> [What the task asks]:
Filter these entries, keeping only lines that hold the word "Сергей".
───── Provided data
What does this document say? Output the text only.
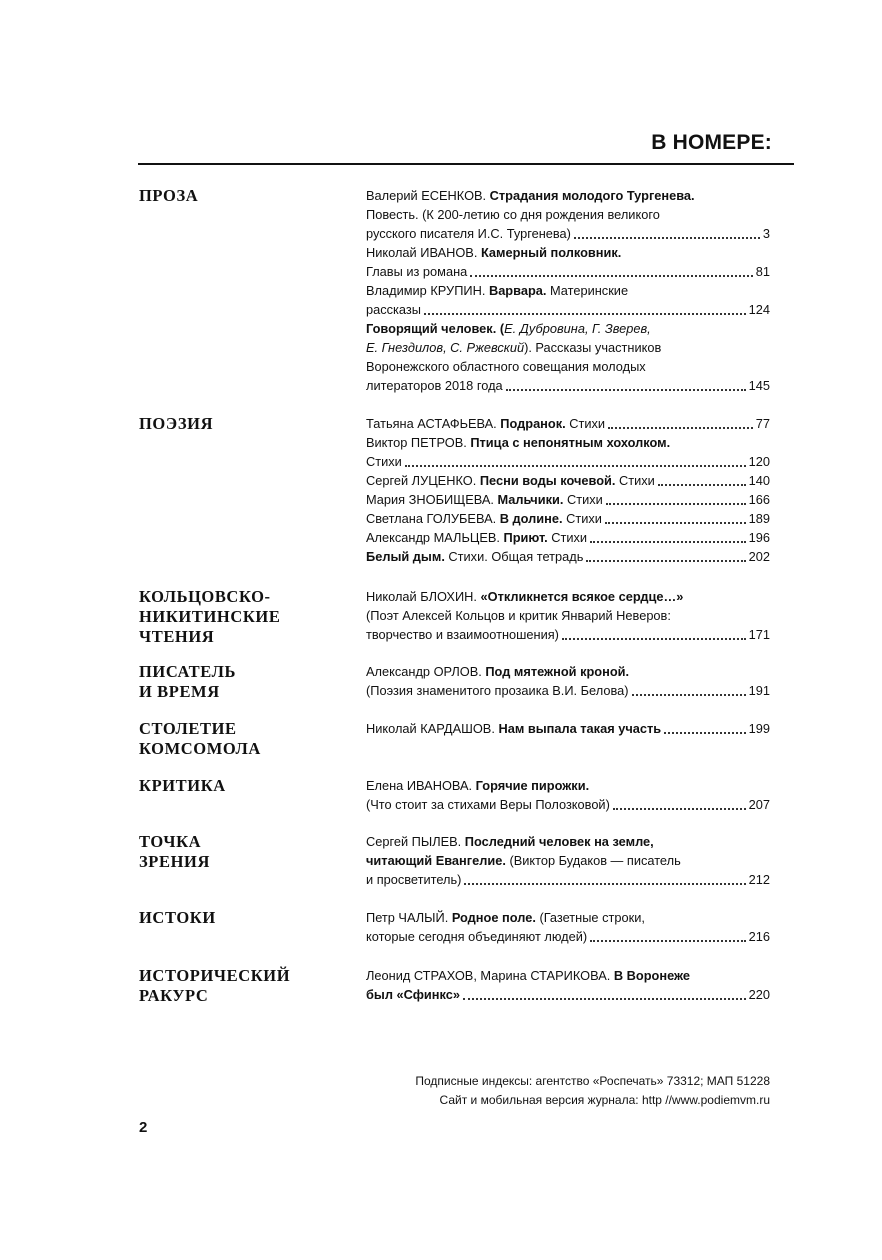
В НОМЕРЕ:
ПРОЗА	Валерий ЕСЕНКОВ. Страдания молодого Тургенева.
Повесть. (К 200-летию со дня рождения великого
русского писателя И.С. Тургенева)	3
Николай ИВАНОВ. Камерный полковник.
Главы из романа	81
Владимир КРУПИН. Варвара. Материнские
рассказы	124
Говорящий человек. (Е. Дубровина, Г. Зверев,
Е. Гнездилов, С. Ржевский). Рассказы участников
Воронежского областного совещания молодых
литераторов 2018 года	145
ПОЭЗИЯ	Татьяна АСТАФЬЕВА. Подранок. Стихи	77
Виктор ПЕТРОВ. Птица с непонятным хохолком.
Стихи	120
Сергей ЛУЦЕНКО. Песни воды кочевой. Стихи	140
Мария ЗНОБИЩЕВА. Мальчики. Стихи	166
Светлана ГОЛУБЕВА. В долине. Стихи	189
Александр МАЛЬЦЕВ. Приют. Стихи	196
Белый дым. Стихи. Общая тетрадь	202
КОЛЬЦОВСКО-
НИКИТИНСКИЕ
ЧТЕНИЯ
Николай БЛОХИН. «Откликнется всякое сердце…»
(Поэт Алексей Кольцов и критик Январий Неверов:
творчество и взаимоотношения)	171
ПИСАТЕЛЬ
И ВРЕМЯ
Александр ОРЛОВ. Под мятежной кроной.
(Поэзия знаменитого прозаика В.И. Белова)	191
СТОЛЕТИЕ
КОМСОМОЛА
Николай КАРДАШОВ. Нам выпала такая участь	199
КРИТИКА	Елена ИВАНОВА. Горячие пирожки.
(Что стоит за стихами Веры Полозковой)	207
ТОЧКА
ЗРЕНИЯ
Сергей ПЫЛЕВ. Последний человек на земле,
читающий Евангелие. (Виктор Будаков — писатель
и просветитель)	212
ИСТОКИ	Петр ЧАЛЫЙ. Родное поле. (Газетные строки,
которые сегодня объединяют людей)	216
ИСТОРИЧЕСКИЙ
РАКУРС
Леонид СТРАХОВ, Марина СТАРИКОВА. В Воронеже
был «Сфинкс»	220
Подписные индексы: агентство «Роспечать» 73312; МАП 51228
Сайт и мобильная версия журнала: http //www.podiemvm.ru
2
──────────
> [Written solution]:
Сергей ЛУЦЕНКО. Песни воды кочевой. Стихи	140
Сергей ПЫЛЕВ. Последний человек на земле,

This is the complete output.